**O que se pede**
Copie sem nenhuma alteração o trecho dos registros que vai do início até a linha que contém "legend-dot-icon — [436, 527, 444, 535]", incluindo essa linha.

Registros brutos
# # # # # # #
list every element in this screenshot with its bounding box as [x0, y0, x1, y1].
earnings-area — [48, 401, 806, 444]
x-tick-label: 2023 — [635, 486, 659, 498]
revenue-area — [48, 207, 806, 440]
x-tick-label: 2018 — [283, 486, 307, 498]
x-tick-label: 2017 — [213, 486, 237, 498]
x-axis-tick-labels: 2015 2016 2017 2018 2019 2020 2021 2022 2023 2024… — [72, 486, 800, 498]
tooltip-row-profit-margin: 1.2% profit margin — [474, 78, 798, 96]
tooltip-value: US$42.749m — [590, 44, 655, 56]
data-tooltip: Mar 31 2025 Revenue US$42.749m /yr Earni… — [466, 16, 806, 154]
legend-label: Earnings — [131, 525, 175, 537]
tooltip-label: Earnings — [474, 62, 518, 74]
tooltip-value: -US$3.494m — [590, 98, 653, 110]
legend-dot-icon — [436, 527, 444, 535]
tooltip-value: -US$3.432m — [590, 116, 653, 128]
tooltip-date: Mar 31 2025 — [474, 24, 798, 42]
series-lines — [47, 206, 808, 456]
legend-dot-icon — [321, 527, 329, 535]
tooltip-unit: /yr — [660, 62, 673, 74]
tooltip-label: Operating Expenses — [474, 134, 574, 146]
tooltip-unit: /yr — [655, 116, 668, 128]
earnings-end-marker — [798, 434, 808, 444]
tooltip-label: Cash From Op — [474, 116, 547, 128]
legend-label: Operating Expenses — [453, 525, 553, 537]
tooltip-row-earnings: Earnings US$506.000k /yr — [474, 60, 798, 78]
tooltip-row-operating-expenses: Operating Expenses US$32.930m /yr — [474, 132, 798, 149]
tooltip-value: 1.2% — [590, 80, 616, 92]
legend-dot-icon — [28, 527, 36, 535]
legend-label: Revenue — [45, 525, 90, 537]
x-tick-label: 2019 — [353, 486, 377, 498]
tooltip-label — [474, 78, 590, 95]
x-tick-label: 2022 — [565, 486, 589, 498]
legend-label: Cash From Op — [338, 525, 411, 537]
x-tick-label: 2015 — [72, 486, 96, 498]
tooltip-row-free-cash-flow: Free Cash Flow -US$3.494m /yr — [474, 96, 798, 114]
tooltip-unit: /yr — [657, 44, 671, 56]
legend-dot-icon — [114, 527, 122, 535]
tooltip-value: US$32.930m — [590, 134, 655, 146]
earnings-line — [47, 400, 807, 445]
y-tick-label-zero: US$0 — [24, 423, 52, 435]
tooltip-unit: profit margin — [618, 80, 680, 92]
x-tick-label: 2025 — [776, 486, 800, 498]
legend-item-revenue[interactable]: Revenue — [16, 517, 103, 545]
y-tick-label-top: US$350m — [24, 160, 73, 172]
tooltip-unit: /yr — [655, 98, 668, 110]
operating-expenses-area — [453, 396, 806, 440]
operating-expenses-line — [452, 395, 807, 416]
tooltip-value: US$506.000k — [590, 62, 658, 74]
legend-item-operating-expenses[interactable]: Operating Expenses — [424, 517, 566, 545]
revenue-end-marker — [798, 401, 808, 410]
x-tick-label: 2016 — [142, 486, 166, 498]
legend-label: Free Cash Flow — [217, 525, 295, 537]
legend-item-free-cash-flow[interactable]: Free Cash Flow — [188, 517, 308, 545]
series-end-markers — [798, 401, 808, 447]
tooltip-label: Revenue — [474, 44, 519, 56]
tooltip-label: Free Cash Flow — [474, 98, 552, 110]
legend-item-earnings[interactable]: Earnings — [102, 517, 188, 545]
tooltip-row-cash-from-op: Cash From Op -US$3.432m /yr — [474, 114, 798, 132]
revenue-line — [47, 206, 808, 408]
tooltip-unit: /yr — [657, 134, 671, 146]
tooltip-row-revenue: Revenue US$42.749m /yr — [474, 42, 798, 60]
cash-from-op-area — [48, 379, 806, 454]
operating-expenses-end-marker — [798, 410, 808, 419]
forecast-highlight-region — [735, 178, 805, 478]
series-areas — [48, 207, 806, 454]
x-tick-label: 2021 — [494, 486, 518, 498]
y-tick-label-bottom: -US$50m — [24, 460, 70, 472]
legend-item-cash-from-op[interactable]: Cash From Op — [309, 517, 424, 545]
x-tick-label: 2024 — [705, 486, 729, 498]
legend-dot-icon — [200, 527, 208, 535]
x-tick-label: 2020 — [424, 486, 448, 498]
# # # # # # #
**A resposta**
list every element in this screenshot with its bounding box as [x0, y0, x1, y1].
earnings-area — [48, 401, 806, 444]
x-tick-label: 2023 — [635, 486, 659, 498]
revenue-area — [48, 207, 806, 440]
x-tick-label: 2018 — [283, 486, 307, 498]
x-tick-label: 2017 — [213, 486, 237, 498]
x-axis-tick-labels: 2015 2016 2017 2018 2019 2020 2021 2022 2023 2024… — [72, 486, 800, 498]
tooltip-row-profit-margin: 1.2% profit margin — [474, 78, 798, 96]
tooltip-value: US$42.749m — [590, 44, 655, 56]
data-tooltip: Mar 31 2025 Revenue US$42.749m /yr Earni… — [466, 16, 806, 154]
legend-label: Earnings — [131, 525, 175, 537]
tooltip-label: Earnings — [474, 62, 518, 74]
tooltip-value: -US$3.494m — [590, 98, 653, 110]
legend-dot-icon — [436, 527, 444, 535]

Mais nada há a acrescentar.